[Dataset excerpts]

====================

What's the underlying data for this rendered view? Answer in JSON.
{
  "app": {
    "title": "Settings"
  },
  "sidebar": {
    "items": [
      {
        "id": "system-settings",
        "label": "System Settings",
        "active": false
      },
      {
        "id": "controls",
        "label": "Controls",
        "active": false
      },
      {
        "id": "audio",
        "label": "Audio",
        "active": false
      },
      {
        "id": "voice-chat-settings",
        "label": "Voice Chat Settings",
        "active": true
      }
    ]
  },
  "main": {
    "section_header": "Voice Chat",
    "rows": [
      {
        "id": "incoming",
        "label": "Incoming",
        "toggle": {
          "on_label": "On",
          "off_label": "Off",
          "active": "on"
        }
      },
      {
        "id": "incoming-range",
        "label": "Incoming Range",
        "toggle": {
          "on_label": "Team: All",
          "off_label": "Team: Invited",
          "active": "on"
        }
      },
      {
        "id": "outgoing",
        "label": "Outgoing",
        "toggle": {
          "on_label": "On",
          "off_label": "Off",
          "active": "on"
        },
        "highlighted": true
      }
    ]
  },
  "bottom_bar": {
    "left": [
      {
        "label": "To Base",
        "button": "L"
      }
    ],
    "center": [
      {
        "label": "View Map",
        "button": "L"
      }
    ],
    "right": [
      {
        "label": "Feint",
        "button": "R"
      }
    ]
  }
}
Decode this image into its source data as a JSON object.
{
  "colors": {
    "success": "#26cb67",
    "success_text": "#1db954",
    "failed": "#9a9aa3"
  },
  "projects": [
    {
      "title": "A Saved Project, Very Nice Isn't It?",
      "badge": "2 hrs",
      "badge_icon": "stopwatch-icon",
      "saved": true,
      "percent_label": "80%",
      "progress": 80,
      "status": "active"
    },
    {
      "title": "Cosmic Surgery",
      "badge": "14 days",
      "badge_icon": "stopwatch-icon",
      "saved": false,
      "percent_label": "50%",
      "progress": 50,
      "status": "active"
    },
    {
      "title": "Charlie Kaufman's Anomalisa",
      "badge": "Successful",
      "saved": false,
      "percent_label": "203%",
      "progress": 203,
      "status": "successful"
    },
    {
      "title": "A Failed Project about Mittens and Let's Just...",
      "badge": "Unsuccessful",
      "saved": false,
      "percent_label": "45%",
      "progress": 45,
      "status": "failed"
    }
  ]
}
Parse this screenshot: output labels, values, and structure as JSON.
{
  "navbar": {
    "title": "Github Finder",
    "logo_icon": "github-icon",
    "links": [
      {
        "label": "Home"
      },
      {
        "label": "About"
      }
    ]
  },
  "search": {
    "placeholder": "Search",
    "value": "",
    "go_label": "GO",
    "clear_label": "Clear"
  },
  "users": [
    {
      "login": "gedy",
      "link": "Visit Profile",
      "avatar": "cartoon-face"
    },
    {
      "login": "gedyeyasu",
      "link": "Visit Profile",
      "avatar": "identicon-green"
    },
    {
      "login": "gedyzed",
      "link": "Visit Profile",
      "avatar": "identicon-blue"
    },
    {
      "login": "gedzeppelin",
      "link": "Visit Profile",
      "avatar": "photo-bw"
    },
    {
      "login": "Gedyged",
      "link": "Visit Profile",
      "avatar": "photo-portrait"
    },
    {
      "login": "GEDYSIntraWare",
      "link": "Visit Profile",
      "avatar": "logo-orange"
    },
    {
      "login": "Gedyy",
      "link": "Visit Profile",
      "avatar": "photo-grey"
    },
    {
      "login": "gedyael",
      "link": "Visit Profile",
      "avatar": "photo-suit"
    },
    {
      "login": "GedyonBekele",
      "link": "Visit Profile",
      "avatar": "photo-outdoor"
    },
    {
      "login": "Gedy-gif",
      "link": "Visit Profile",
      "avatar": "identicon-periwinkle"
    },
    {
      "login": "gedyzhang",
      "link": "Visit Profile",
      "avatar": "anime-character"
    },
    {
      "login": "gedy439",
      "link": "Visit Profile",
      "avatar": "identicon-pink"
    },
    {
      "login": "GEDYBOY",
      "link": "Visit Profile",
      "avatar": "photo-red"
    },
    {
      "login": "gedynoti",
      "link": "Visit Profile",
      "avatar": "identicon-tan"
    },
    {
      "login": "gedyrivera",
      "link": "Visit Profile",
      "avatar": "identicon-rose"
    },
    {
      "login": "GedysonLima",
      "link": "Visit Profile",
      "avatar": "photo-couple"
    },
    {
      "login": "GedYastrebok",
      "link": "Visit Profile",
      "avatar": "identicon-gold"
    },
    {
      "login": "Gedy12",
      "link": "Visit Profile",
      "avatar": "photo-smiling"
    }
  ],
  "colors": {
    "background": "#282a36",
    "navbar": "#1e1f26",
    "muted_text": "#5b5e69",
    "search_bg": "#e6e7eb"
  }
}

====================

▸ WHAT YOU SHOULD DO: All of the entries above must be quoted exactly.

▸ RESULT OF THIS EXERCISE:
What's the underlying data for this rendered view? Answer in JSON.
{
  "app": {
    "title": "Settings"
  },
  "sidebar": {
    "items": [
      {
        "id": "system-settings",
        "label": "System Settings",
        "active": false
      },
      {
        "id": "controls",
        "label": "Controls",
        "active": false
      },
      {
        "id": "audio",
        "label": "Audio",
        "active": false
      },
      {
        "id": "voice-chat-settings",
        "label": "Voice Chat Settings",
        "active": true
      }
    ]
  },
  "main": {
    "section_header": "Voice Chat",
    "rows": [
      {
        "id": "incoming",
        "label": "Incoming",
        "toggle": {
          "on_label": "On",
          "off_label": "Off",
          "active": "on"
        }
      },
      {
        "id": "incoming-range",
        "label": "Incoming Range",
        "toggle": {
          "on_label": "Team: All",
          "off_label": "Team: Invited",
          "active": "on"
        }
      },
      {
        "id": "outgoing",
        "label": "Outgoing",
        "toggle": {
          "on_label": "On",
          "off_label": "Off",
          "active": "on"
        },
        "highlighted": true
      }
    ]
  },
  "bottom_bar": {
    "left": [
      {
        "label": "To Base",
        "button": "L"
      }
    ],
    "center": [
      {
        "label": "View Map",
        "button": "L"
      }
    ],
    "right": [
      {
        "label": "Feint",
        "button": "R"
      }
    ]
  }
}
Decode this image into its source data as a JSON object.
{
  "colors": {
    "success": "#26cb67",
    "success_text": "#1db954",
    "failed": "#9a9aa3"
  },
  "projects": [
    {
      "title": "A Saved Project, Very Nice Isn't It?",
      "badge": "2 hrs",
      "badge_icon": "stopwatch-icon",
      "saved": true,
      "percent_label": "80%",
      "progress": 80,
      "status": "active"
    },
    {
      "title": "Cosmic Surgery",
      "badge": "14 days",
      "badge_icon": "stopwatch-icon",
      "saved": false,
      "percent_label": "50%",
      "progress": 50,
      "status": "active"
    },
    {
      "title": "Charlie Kaufman's Anomalisa",
      "badge": "Successful",
      "saved": false,
      "percent_label": "203%",
      "progress": 203,
      "status": "successful"
    },
    {
      "title": "A Failed Project about Mittens and Let's Just...",
      "badge": "Unsuccessful",
      "saved": false,
      "percent_label": "45%",
      "progress": 45,
      "status": "failed"
    }
  ]
}
Parse this screenshot: output labels, values, and structure as JSON.
{
  "navbar": {
    "title": "Github Finder",
    "logo_icon": "github-icon",
    "links": [
      {
        "label": "Home"
      },
      {
        "label": "About"
      }
    ]
  },
  "search": {
    "placeholder": "Search",
    "value": "",
    "go_label": "GO",
    "clear_label": "Clear"
  },
  "users": [
    {
      "login": "gedy",
      "link": "Visit Profile",
      "avatar": "cartoon-face"
    },
    {
      "login": "gedyeyasu",
      "link": "Visit Profile",
      "avatar": "identicon-green"
    },
    {
      "login": "gedyzed",
      "link": "Visit Profile",
      "avatar": "identicon-blue"
    },
    {
      "login": "gedzeppelin",
      "link": "Visit Profile",
      "avatar": "photo-bw"
    },
    {
      "login": "Gedyged",
      "link": "Visit Profile",
      "avatar": "photo-portrait"
    },
    {
      "login": "GEDYSIntraWare",
      "link": "Visit Profile",
      "avatar": "logo-orange"
    },
    {
      "login": "Gedyy",
      "link": "Visit Profile",
      "avatar": "photo-grey"
    },
    {
      "login": "gedyael",
      "link": "Visit Profile",
      "avatar": "photo-suit"
    },
    {
      "login": "GedyonBekele",
      "link": "Visit Profile",
      "avatar": "photo-outdoor"
    },
    {
      "login": "Gedy-gif",
      "link": "Visit Profile",
      "avatar": "identicon-periwinkle"
    },
    {
      "login": "gedyzhang",
      "link": "Visit Profile",
      "avatar": "anime-character"
    },
    {
      "login": "gedy439",
      "link": "Visit Profile",
      "avatar": "identicon-pink"
    },
    {
      "login": "GEDYBOY",
      "link": "Visit Profile",
      "avatar": "photo-red"
    },
    {
      "login": "gedynoti",
      "link": "Visit Profile",
      "avatar": "identicon-tan"
    },
    {
      "login": "gedyrivera",
      "link": "Visit Profile",
      "avatar": "identicon-rose"
    },
    {
      "login": "GedysonLima",
      "link": "Visit Profile",
      "avatar": "photo-couple"
    },
    {
      "login": "GedYastrebok",
      "link": "Visit Profile",
      "avatar": "identicon-gold"
    },
    {
      "login": "Gedy12",
      "link": "Visit Profile",
      "avatar": "photo-smiling"
    }
  ],
  "colors": {
    "background": "#282a36",
    "navbar": "#1e1f26",
    "muted_text": "#5b5e69",
    "search_bg": "#e6e7eb"
  }
}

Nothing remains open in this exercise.